THE TASK
From the entries that follow, gather each line holding the word "this".

DATA SECTION
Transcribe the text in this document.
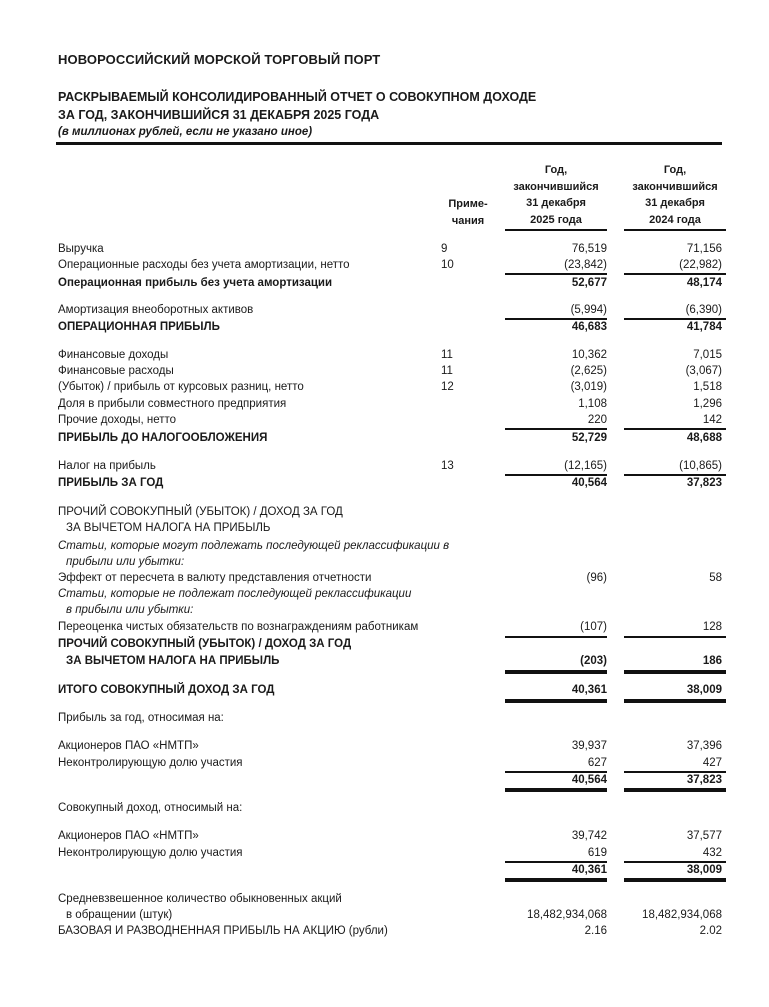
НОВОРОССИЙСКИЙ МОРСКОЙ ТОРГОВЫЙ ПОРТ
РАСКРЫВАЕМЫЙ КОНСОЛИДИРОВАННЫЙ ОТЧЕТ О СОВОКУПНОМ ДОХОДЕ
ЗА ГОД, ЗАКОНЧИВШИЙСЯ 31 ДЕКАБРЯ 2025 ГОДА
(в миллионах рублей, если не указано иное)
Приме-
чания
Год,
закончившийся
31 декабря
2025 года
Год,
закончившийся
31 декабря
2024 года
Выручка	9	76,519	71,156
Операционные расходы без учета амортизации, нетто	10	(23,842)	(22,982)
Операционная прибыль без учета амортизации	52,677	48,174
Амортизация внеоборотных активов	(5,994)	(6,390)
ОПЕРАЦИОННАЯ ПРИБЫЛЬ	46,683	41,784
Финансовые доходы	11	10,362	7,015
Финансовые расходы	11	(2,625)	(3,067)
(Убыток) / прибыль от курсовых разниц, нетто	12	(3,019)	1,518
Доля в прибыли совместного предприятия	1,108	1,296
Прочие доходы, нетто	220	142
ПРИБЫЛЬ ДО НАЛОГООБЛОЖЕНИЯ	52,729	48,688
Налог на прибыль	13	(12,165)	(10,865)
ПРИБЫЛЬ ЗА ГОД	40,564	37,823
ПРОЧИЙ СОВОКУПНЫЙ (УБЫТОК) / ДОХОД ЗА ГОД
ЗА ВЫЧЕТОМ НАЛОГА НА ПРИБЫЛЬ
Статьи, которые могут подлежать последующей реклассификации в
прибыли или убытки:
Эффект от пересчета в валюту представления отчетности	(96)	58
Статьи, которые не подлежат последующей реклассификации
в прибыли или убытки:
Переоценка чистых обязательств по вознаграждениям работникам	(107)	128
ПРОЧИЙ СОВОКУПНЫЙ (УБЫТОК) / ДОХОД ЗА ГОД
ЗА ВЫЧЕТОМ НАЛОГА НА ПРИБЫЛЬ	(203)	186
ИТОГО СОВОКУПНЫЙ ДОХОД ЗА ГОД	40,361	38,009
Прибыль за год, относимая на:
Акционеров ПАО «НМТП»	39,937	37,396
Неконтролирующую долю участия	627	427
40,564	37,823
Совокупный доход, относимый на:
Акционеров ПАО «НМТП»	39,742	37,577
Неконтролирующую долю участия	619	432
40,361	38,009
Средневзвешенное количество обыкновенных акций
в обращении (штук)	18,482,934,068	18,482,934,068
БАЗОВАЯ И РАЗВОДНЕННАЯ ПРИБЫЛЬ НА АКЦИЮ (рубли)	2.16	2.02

...

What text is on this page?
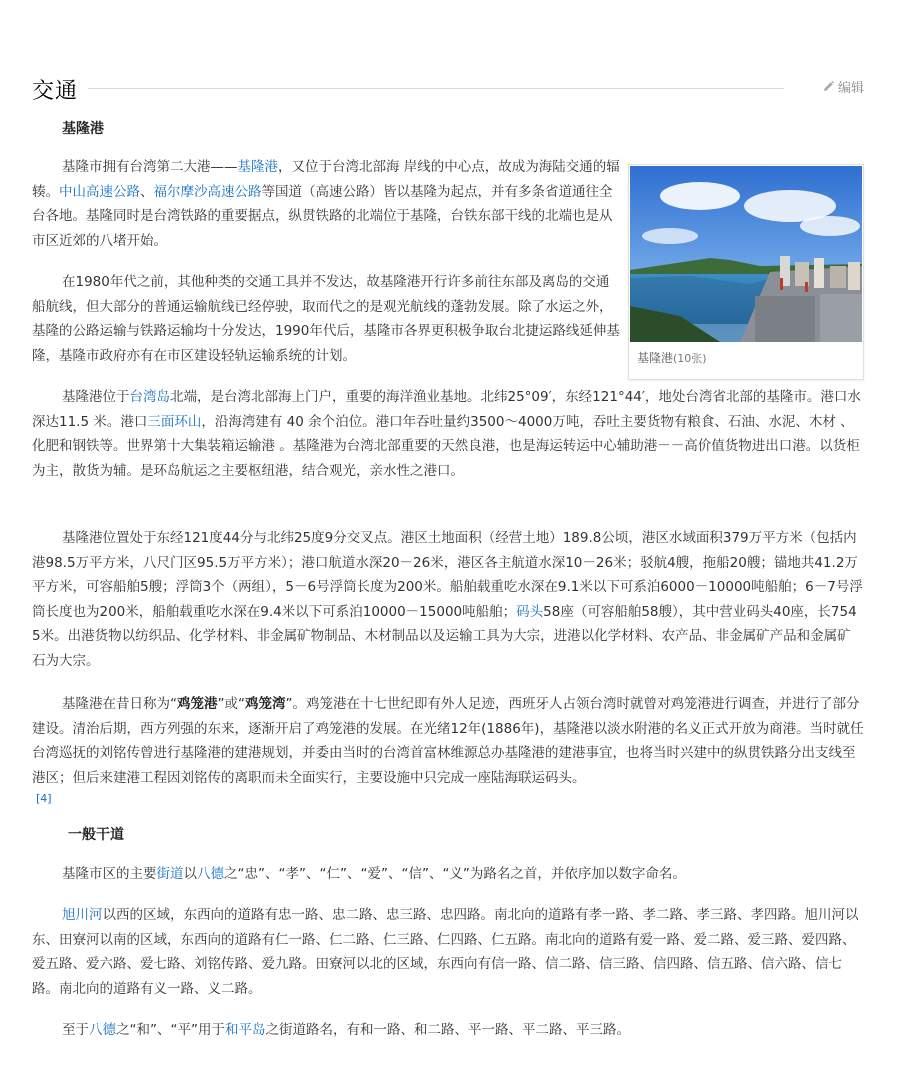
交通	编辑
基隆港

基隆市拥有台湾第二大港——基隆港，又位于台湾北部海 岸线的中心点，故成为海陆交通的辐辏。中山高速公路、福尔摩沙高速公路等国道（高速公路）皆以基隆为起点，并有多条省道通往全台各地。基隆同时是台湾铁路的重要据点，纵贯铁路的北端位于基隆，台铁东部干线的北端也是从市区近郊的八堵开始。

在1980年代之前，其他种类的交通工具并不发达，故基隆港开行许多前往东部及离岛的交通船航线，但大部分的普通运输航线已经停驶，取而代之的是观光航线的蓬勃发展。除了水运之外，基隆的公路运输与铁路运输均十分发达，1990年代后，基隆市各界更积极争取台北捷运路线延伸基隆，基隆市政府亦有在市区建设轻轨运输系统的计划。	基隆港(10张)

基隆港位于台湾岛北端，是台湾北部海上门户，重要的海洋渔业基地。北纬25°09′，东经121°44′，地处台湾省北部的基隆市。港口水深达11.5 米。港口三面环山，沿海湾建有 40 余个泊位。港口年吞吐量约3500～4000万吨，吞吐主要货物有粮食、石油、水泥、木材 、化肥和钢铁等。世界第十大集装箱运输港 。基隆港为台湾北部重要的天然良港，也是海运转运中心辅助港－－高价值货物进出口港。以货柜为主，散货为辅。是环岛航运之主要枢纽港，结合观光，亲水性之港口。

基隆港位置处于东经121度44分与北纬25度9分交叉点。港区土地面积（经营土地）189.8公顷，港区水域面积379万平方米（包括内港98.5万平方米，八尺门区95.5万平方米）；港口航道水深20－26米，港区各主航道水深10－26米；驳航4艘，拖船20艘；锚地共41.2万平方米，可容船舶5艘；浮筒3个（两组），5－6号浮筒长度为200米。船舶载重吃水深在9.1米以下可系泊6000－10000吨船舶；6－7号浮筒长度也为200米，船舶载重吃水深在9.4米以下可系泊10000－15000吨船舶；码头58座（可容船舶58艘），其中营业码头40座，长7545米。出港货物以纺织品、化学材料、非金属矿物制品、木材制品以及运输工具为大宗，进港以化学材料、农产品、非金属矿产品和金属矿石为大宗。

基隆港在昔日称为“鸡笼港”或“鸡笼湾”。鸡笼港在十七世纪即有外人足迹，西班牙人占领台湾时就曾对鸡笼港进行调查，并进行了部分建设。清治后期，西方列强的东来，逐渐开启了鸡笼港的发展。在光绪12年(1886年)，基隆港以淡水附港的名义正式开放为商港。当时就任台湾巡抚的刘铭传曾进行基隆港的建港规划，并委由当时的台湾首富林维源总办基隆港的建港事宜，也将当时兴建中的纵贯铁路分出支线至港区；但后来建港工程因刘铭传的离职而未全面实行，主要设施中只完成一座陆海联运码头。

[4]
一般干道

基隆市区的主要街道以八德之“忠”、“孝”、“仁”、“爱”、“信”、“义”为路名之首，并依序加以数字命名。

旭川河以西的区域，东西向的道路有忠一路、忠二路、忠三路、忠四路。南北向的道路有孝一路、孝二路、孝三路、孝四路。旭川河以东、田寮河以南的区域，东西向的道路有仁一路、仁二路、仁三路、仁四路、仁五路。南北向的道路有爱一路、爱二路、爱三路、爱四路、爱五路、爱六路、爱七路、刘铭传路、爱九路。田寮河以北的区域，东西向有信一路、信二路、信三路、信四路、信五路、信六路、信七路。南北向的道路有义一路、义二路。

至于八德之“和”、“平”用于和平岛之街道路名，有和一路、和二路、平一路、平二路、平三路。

COMPLETE ANSWER
Transcribe the text in this document.
What text is on this page?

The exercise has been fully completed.